◆ WHAT YOU SHOULD DO
Copy the records below exactly as they appear.

(Stored entries)
----------
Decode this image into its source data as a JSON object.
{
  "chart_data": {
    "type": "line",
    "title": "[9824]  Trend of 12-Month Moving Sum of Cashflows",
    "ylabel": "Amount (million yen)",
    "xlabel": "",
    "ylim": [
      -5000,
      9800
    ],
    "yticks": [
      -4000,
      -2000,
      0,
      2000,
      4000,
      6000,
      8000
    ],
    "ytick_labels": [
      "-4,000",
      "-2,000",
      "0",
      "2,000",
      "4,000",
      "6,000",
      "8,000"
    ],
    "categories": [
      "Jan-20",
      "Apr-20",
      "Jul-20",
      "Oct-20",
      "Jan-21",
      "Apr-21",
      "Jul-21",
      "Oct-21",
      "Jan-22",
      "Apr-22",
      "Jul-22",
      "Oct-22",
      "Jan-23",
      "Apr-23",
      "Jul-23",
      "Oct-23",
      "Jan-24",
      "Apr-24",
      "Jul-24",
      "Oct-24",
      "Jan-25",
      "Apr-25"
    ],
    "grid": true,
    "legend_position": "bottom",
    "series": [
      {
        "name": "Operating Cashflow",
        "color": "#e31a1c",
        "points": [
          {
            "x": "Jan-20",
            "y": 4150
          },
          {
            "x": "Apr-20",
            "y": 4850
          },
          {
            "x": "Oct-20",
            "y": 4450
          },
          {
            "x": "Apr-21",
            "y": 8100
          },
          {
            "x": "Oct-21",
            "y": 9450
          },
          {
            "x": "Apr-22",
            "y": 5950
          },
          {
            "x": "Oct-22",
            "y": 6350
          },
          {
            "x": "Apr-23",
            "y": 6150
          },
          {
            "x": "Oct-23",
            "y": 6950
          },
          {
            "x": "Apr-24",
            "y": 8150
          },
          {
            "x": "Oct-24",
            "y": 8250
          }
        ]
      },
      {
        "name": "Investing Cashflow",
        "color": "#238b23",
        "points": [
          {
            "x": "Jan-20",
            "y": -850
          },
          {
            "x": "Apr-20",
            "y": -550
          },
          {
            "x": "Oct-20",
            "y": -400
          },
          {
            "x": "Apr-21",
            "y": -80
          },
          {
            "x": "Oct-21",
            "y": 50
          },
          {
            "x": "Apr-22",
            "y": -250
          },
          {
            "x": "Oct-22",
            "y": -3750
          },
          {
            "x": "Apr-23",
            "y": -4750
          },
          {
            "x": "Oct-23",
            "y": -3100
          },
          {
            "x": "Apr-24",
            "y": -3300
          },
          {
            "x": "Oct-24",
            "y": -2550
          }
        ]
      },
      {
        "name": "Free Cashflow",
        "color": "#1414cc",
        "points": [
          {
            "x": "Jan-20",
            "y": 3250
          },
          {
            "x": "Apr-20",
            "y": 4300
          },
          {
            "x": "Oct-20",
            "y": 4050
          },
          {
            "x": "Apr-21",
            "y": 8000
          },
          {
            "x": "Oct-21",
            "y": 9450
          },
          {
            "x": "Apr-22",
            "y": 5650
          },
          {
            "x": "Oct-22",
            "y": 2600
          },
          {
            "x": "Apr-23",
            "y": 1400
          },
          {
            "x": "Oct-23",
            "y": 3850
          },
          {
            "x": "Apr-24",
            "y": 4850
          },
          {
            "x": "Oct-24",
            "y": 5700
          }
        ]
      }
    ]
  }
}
----------
◆ SOLUTION FOR THIS TASK
Decode this image into its source data as a JSON object.
{
  "chart_data": {
    "type": "line",
    "title": "[9824]  Trend of 12-Month Moving Sum of Cashflows",
    "ylabel": "Amount (million yen)",
    "xlabel": "",
    "ylim": [
      -5000,
      9800
    ],
    "yticks": [
      -4000,
      -2000,
      0,
      2000,
      4000,
      6000,
      8000
    ],
    "ytick_labels": [
      "-4,000",
      "-2,000",
      "0",
      "2,000",
      "4,000",
      "6,000",
      "8,000"
    ],
    "categories": [
      "Jan-20",
      "Apr-20",
      "Jul-20",
      "Oct-20",
      "Jan-21",
      "Apr-21",
      "Jul-21",
      "Oct-21",
      "Jan-22",
      "Apr-22",
      "Jul-22",
      "Oct-22",
      "Jan-23",
      "Apr-23",
      "Jul-23",
      "Oct-23",
      "Jan-24",
      "Apr-24",
      "Jul-24",
      "Oct-24",
      "Jan-25",
      "Apr-25"
    ],
    "grid": true,
    "legend_position": "bottom",
    "series": [
      {
        "name": "Operating Cashflow",
        "color": "#e31a1c",
        "points": [
          {
            "x": "Jan-20",
            "y": 4150
          },
          {
            "x": "Apr-20",
            "y": 4850
          },
          {
            "x": "Oct-20",
            "y": 4450
          },
          {
            "x": "Apr-21",
            "y": 8100
          },
          {
            "x": "Oct-21",
            "y": 9450
          },
          {
            "x": "Apr-22",
            "y": 5950
          },
          {
            "x": "Oct-22",
            "y": 6350
          },
          {
            "x": "Apr-23",
            "y": 6150
          },
          {
            "x": "Oct-23",
            "y": 6950
          },
          {
            "x": "Apr-24",
            "y": 8150
          },
          {
            "x": "Oct-24",
            "y": 8250
          }
        ]
      },
      {
        "name": "Investing Cashflow",
        "color": "#238b23",
        "points": [
          {
            "x": "Jan-20",
            "y": -850
          },
          {
            "x": "Apr-20",
            "y": -550
          },
          {
            "x": "Oct-20",
            "y": -400
          },
          {
            "x": "Apr-21",
            "y": -80
          },
          {
            "x": "Oct-21",
            "y": 50
          },
          {
            "x": "Apr-22",
            "y": -250
          },
          {
            "x": "Oct-22",
            "y": -3750
          },
          {
            "x": "Apr-23",
            "y": -4750
          },
          {
            "x": "Oct-23",
            "y": -3100
          },
          {
            "x": "Apr-24",
            "y": -3300
          },
          {
            "x": "Oct-24",
            "y": -2550
          }
        ]
      },
      {
        "name": "Free Cashflow",
        "color": "#1414cc",
        "points": [
          {
            "x": "Jan-20",
            "y": 3250
          },
          {
            "x": "Apr-20",
            "y": 4300
          },
          {
            "x": "Oct-20",
            "y": 4050
          },
          {
            "x": "Apr-21",
            "y": 8000
          },
          {
            "x": "Oct-21",
            "y": 9450
          },
          {
            "x": "Apr-22",
            "y": 5650
          },
          {
            "x": "Oct-22",
            "y": 2600
          },
          {
            "x": "Apr-23",
            "y": 1400
          },
          {
            "x": "Oct-23",
            "y": 3850
          },
          {
            "x": "Apr-24",
            "y": 4850
          },
          {
            "x": "Oct-24",
            "y": 5700
          }
        ]
      }
    ]
  }
}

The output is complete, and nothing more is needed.